Repeat the records exactly. Every line must match.

(Saved data entries)
<<<<

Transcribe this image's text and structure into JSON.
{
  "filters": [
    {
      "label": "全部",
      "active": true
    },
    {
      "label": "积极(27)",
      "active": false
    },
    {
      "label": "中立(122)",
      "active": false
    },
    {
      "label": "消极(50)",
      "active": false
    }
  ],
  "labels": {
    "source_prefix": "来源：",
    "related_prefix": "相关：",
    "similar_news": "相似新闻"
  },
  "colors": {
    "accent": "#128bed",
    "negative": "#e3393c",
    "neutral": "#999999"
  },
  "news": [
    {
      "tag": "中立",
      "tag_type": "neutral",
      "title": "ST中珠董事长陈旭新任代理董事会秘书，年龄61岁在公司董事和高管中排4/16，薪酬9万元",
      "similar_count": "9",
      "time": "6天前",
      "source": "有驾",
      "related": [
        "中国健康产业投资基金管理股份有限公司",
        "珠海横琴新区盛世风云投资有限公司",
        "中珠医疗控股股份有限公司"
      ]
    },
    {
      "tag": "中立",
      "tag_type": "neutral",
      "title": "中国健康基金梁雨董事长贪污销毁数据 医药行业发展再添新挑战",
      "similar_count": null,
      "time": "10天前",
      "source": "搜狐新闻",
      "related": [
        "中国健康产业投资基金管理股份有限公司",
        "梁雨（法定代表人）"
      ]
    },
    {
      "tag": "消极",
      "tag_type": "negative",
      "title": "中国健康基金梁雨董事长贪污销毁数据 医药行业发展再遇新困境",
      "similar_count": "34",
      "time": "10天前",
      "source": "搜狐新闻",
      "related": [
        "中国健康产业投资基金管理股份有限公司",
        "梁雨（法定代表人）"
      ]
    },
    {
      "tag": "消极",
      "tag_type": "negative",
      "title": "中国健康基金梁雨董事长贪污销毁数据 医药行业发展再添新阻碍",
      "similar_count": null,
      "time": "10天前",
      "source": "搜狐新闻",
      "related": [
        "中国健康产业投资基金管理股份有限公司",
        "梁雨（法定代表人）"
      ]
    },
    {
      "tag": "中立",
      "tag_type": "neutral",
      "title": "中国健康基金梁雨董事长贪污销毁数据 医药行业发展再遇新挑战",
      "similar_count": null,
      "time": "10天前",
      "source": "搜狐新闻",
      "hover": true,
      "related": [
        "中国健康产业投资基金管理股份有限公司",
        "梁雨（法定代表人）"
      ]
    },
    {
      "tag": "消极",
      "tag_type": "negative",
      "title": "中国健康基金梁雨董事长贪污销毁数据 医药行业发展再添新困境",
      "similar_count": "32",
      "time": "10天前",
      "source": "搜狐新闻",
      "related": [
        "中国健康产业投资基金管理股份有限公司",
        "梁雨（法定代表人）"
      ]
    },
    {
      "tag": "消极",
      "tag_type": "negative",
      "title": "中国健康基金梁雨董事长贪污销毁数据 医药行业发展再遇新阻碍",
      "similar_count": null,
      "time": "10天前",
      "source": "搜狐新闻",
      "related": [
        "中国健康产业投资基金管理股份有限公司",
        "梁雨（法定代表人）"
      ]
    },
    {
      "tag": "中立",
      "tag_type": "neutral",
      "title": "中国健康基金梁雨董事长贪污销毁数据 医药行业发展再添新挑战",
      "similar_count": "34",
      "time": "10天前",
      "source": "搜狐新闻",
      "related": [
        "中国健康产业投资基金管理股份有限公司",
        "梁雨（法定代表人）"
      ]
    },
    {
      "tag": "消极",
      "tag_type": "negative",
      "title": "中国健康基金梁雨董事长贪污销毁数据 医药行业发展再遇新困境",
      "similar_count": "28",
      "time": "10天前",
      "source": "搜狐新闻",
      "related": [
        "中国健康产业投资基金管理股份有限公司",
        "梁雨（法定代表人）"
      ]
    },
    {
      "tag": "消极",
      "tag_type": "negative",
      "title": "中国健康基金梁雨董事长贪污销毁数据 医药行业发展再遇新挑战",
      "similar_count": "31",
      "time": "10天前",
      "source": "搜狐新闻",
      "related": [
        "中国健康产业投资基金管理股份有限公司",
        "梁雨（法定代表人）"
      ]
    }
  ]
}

>>>>

## [Correct response]
Transcribe this image's text and structure into JSON.
{
  "filters": [
    {
      "label": "全部",
      "active": true
    },
    {
      "label": "积极(27)",
      "active": false
    },
    {
      "label": "中立(122)",
      "active": false
    },
    {
      "label": "消极(50)",
      "active": false
    }
  ],
  "labels": {
    "source_prefix": "来源：",
    "related_prefix": "相关：",
    "similar_news": "相似新闻"
  },
  "colors": {
    "accent": "#128bed",
    "negative": "#e3393c",
    "neutral": "#999999"
  },
  "news": [
    {
      "tag": "中立",
      "tag_type": "neutral",
      "title": "ST中珠董事长陈旭新任代理董事会秘书，年龄61岁在公司董事和高管中排4/16，薪酬9万元",
      "similar_count": "9",
      "time": "6天前",
      "source": "有驾",
      "related": [
        "中国健康产业投资基金管理股份有限公司",
        "珠海横琴新区盛世风云投资有限公司",
        "中珠医疗控股股份有限公司"
      ]
    },
    {
      "tag": "中立",
      "tag_type": "neutral",
      "title": "中国健康基金梁雨董事长贪污销毁数据 医药行业发展再添新挑战",
      "similar_count": null,
      "time": "10天前",
      "source": "搜狐新闻",
      "related": [
        "中国健康产业投资基金管理股份有限公司",
        "梁雨（法定代表人）"
      ]
    },
    {
      "tag": "消极",
      "tag_type": "negative",
      "title": "中国健康基金梁雨董事长贪污销毁数据 医药行业发展再遇新困境",
      "similar_count": "34",
      "time": "10天前",
      "source": "搜狐新闻",
      "related": [
        "中国健康产业投资基金管理股份有限公司",
        "梁雨（法定代表人）"
      ]
    },
    {
      "tag": "消极",
      "tag_type": "negative",
      "title": "中国健康基金梁雨董事长贪污销毁数据 医药行业发展再添新阻碍",
      "similar_count": null,
      "time": "10天前",
      "source": "搜狐新闻",
      "related": [
        "中国健康产业投资基金管理股份有限公司",
        "梁雨（法定代表人）"
      ]
    },
    {
      "tag": "中立",
      "tag_type": "neutral",
      "title": "中国健康基金梁雨董事长贪污销毁数据 医药行业发展再遇新挑战",
      "similar_count": null,
      "time": "10天前",
      "source": "搜狐新闻",
      "hover": true,
      "related": [
        "中国健康产业投资基金管理股份有限公司",
        "梁雨（法定代表人）"
      ]
    },
    {
      "tag": "消极",
      "tag_type": "negative",
      "title": "中国健康基金梁雨董事长贪污销毁数据 医药行业发展再添新困境",
      "similar_count": "32",
      "time": "10天前",
      "source": "搜狐新闻",
      "related": [
        "中国健康产业投资基金管理股份有限公司",
        "梁雨（法定代表人）"
      ]
    },
    {
      "tag": "消极",
      "tag_type": "negative",
      "title": "中国健康基金梁雨董事长贪污销毁数据 医药行业发展再遇新阻碍",
      "similar_count": null,
      "time": "10天前",
      "source": "搜狐新闻",
      "related": [
        "中国健康产业投资基金管理股份有限公司",
        "梁雨（法定代表人）"
      ]
    },
    {
      "tag": "中立",
      "tag_type": "neutral",
      "title": "中国健康基金梁雨董事长贪污销毁数据 医药行业发展再添新挑战",
      "similar_count": "34",
      "time": "10天前",
      "source": "搜狐新闻",
      "related": [
        "中国健康产业投资基金管理股份有限公司",
        "梁雨（法定代表人）"
      ]
    },
    {
      "tag": "消极",
      "tag_type": "negative",
      "title": "中国健康基金梁雨董事长贪污销毁数据 医药行业发展再遇新困境",
      "similar_count": "28",
      "time": "10天前",
      "source": "搜狐新闻",
      "related": [
        "中国健康产业投资基金管理股份有限公司",
        "梁雨（法定代表人）"
      ]
    },
    {
      "tag": "消极",
      "tag_type": "negative",
      "title": "中国健康基金梁雨董事长贪污销毁数据 医药行业发展再遇新挑战",
      "similar_count": "31",
      "time": "10天前",
      "source": "搜狐新闻",
      "related": [
        "中国健康产业投资基金管理股份有限公司",
        "梁雨（法定代表人）"
      ]
    }
  ]
}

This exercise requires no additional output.